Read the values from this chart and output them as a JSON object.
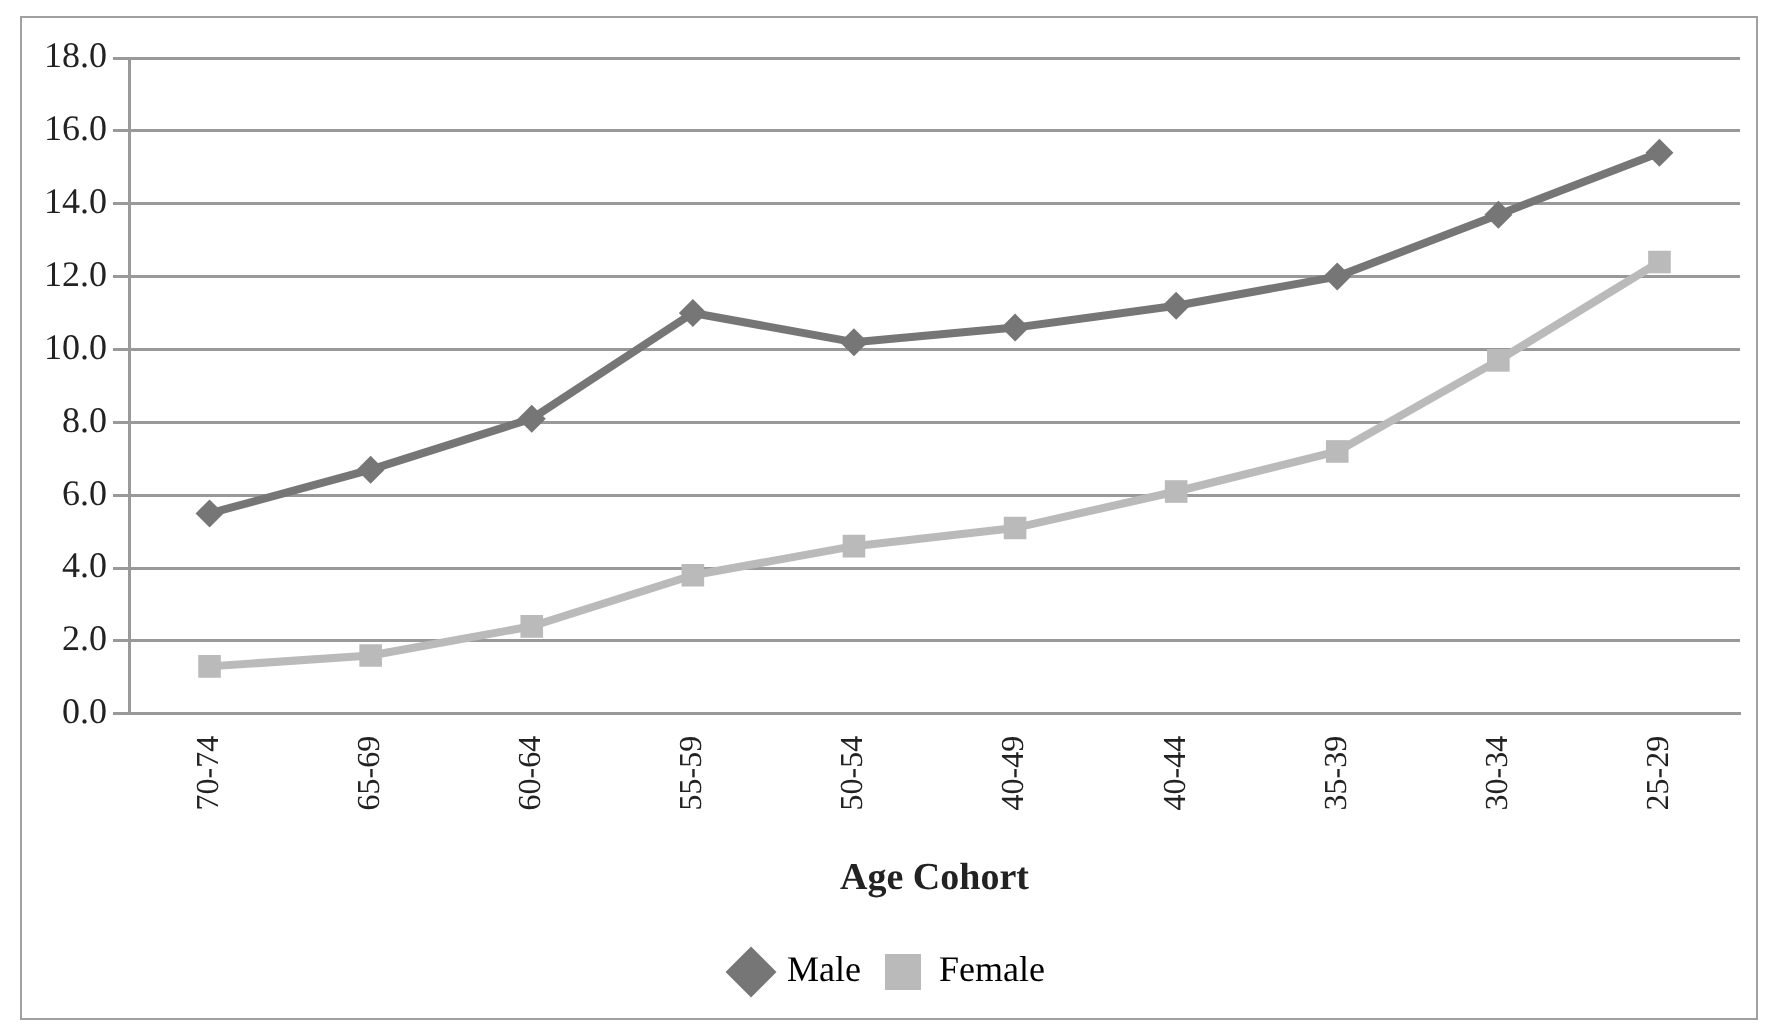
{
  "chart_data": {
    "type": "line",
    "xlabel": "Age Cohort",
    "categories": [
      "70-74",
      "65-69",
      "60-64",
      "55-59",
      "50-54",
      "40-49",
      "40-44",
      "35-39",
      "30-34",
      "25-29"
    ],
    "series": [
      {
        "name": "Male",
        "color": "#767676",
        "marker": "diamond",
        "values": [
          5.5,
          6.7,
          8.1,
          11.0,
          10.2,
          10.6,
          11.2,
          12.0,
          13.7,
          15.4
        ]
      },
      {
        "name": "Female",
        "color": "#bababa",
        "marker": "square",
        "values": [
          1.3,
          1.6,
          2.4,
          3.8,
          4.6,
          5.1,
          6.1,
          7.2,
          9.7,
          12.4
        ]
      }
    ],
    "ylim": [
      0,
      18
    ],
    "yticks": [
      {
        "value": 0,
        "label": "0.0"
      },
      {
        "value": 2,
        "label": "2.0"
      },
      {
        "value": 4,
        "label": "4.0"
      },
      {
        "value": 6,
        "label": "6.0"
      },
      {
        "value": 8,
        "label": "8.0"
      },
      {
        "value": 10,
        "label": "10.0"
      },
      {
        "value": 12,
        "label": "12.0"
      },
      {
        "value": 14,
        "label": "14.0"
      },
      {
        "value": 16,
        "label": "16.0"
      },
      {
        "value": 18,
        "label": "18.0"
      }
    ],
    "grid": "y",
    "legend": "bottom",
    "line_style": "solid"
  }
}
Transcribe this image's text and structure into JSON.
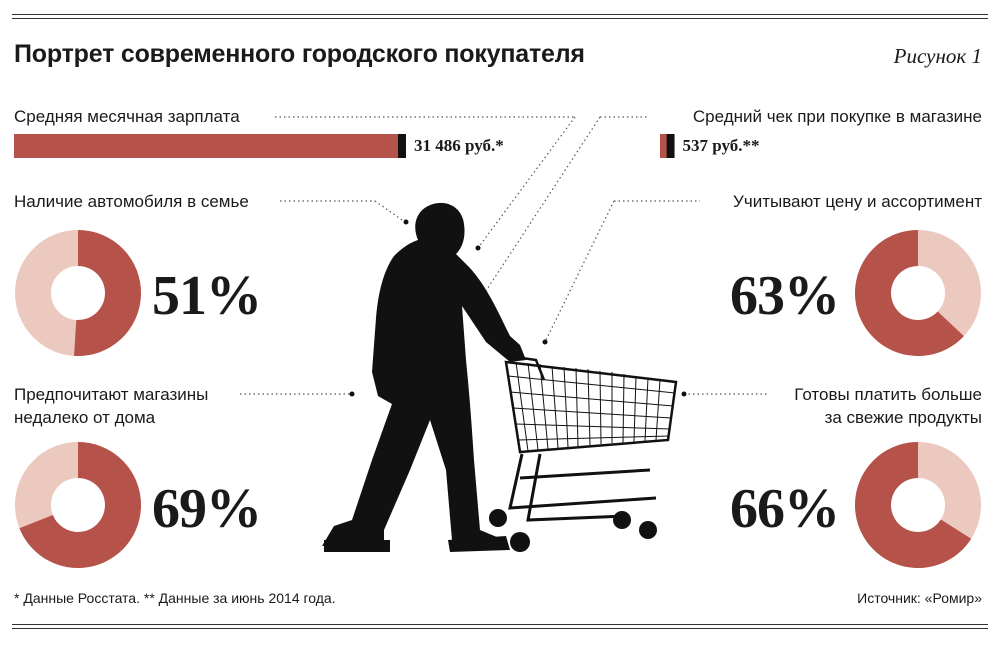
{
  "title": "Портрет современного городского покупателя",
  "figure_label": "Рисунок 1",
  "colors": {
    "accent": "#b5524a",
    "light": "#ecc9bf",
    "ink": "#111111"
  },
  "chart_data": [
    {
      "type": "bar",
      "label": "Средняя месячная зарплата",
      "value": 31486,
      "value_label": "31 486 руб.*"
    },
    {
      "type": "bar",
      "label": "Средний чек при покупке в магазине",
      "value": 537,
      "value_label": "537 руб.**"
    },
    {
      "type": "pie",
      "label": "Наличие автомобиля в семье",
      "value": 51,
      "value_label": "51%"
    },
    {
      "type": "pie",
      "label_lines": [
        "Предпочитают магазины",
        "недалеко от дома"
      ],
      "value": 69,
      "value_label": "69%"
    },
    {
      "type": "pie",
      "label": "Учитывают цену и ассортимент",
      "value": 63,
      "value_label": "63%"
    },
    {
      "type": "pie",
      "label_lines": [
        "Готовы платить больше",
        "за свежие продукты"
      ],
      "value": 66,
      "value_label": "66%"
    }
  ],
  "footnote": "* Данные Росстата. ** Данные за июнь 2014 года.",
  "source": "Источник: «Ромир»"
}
================================
- Aim of the task
Output, exactly, all the records above; include no pictures.

- The response
Read the values from this chart and output them as a JSON object.
{
  "chart_data": {
    "type": "line",
    "xlabel": "Age Cohort",
    "categories": [
      "70-74",
      "65-69",
      "60-64",
      "55-59",
      "50-54",
      "40-49",
      "40-44",
      "35-39",
      "30-34",
      "25-29"
    ],
    "series": [
      {
        "name": "Male",
        "color": "#767676",
        "marker": "diamond",
        "values": [
          5.5,
          6.7,
          8.1,
          11.0,
          10.2,
          10.6,
          11.2,
          12.0,
          13.7,
          15.4
        ]
      },
      {
        "name": "Female",
        "color": "#bababa",
        "marker": "square",
        "values": [
          1.3,
          1.6,
          2.4,
          3.8,
          4.6,
          5.1,
          6.1,
          7.2,
          9.7,
          12.4
        ]
      }
    ],
    "ylim": [
      0,
      18
    ],
    "yticks": [
      {
        "value": 0,
        "label": "0.0"
      },
      {
        "value": 2,
        "label": "2.0"
      },
      {
        "value": 4,
        "label": "4.0"
      },
      {
        "value": 6,
        "label": "6.0"
      },
      {
        "value": 8,
        "label": "8.0"
      },
      {
        "value": 10,
        "label": "10.0"
      },
      {
        "value": 12,
        "label": "12.0"
      },
      {
        "value": 14,
        "label": "14.0"
      },
      {
        "value": 16,
        "label": "16.0"
      },
      {
        "value": 18,
        "label": "18.0"
      }
    ],
    "grid": "y",
    "legend": "bottom",
    "line_style": "solid"
  }
}
Transcribe this image's text and structure into JSON.
{
  "title": "Портрет современного городского покупателя",
  "figure_label": "Рисунок 1",
  "colors": {
    "accent": "#b5524a",
    "light": "#ecc9bf",
    "ink": "#111111"
  },
  "chart_data": [
    {
      "type": "bar",
      "label": "Средняя месячная зарплата",
      "value": 31486,
      "value_label": "31 486 руб.*"
    },
    {
      "type": "bar",
      "label": "Средний чек при покупке в магазине",
      "value": 537,
      "value_label": "537 руб.**"
    },
    {
      "type": "pie",
      "label": "Наличие автомобиля в семье",
      "value": 51,
      "value_label": "51%"
    },
    {
      "type": "pie",
      "label_lines": [
        "Предпочитают магазины",
        "недалеко от дома"
      ],
      "value": 69,
      "value_label": "69%"
    },
    {
      "type": "pie",
      "label": "Учитывают цену и ассортимент",
      "value": 63,
      "value_label": "63%"
    },
    {
      "type": "pie",
      "label_lines": [
        "Готовы платить больше",
        "за свежие продукты"
      ],
      "value": 66,
      "value_label": "66%"
    }
  ],
  "footnote": "* Данные Росстата. ** Данные за июнь 2014 года.",
  "source": "Источник: «Ромир»"
}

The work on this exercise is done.